- **Data excerpts**:
◇ ◇ ◇ ◇
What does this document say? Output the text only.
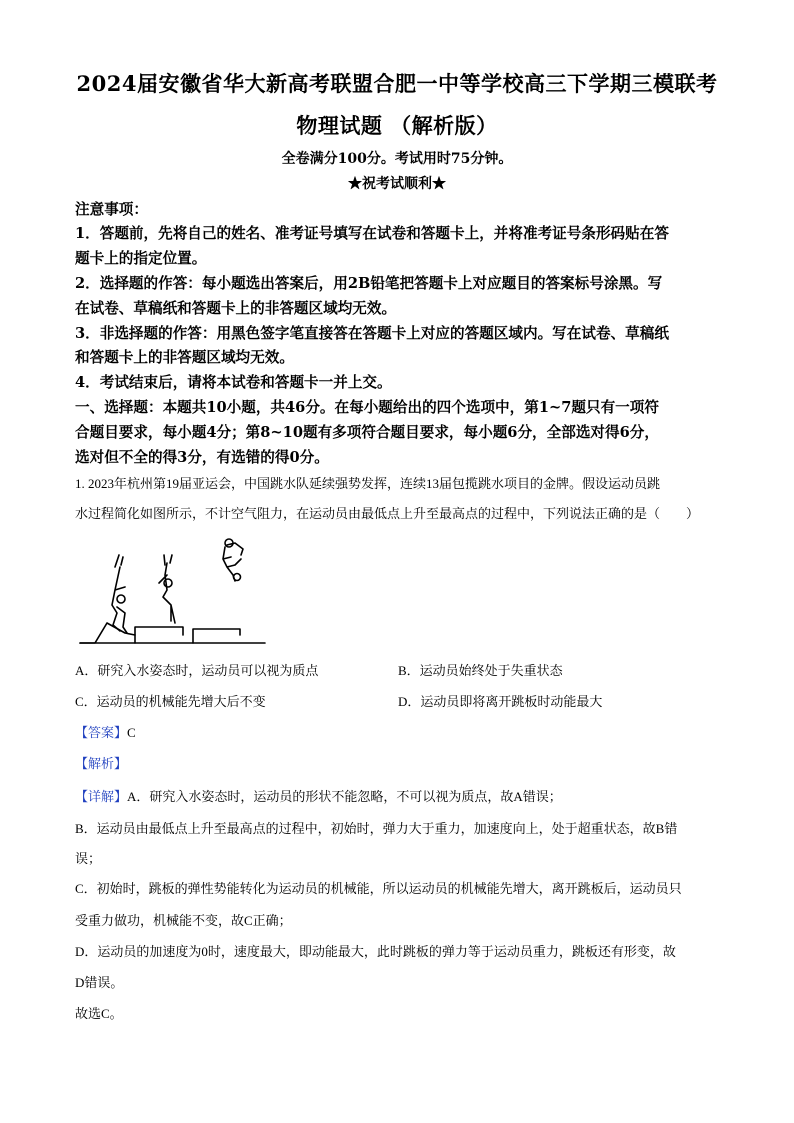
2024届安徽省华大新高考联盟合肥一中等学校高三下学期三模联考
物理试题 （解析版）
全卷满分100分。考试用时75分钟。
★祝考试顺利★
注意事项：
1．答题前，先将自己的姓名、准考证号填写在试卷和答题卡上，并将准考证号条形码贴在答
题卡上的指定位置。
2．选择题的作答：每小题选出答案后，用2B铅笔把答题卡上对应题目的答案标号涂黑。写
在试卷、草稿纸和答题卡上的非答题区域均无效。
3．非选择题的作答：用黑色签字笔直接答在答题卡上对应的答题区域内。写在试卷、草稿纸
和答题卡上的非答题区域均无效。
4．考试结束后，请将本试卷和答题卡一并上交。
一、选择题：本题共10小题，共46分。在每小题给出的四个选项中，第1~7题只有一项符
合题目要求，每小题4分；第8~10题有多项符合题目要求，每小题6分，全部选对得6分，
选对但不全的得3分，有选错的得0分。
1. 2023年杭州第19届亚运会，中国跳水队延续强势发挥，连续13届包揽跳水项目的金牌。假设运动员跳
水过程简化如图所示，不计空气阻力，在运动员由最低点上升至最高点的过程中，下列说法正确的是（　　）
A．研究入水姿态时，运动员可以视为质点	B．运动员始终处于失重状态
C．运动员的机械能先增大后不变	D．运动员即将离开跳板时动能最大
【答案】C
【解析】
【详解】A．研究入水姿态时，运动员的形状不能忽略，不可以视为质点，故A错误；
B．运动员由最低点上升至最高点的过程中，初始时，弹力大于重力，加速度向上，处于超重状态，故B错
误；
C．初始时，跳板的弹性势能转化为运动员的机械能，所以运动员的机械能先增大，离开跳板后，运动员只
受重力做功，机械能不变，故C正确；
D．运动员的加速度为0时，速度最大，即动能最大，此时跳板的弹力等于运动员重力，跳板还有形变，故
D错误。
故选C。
◇ ◇ ◇ ◇
- **GOAL**:
Please write out all the data again word for word, but not the pictures.

- **WRITTEN ANSWER**:
What does this document say? Output the text only.
2024届安徽省华大新高考联盟合肥一中等学校高三下学期三模联考
物理试题 （解析版）
全卷满分100分。考试用时75分钟。
★祝考试顺利★
注意事项：
1．答题前，先将自己的姓名、准考证号填写在试卷和答题卡上，并将准考证号条形码贴在答
题卡上的指定位置。
2．选择题的作答：每小题选出答案后，用2B铅笔把答题卡上对应题目的答案标号涂黑。写
在试卷、草稿纸和答题卡上的非答题区域均无效。
3．非选择题的作答：用黑色签字笔直接答在答题卡上对应的答题区域内。写在试卷、草稿纸
和答题卡上的非答题区域均无效。
4．考试结束后，请将本试卷和答题卡一并上交。
一、选择题：本题共10小题，共46分。在每小题给出的四个选项中，第1~7题只有一项符
合题目要求，每小题4分；第8~10题有多项符合题目要求，每小题6分，全部选对得6分，
选对但不全的得3分，有选错的得0分。
1. 2023年杭州第19届亚运会，中国跳水队延续强势发挥，连续13届包揽跳水项目的金牌。假设运动员跳
水过程简化如图所示，不计空气阻力，在运动员由最低点上升至最高点的过程中，下列说法正确的是（　　）
A．研究入水姿态时，运动员可以视为质点	B．运动员始终处于失重状态
C．运动员的机械能先增大后不变	D．运动员即将离开跳板时动能最大
【答案】C
【解析】
【详解】A．研究入水姿态时，运动员的形状不能忽略，不可以视为质点，故A错误；
B．运动员由最低点上升至最高点的过程中，初始时，弹力大于重力，加速度向上，处于超重状态，故B错
误；
C．初始时，跳板的弹性势能转化为运动员的机械能，所以运动员的机械能先增大，离开跳板后，运动员只
受重力做功，机械能不变，故C正确；
D．运动员的加速度为0时，速度最大，即动能最大，此时跳板的弹力等于运动员重力，跳板还有形变，故
D错误。
故选C。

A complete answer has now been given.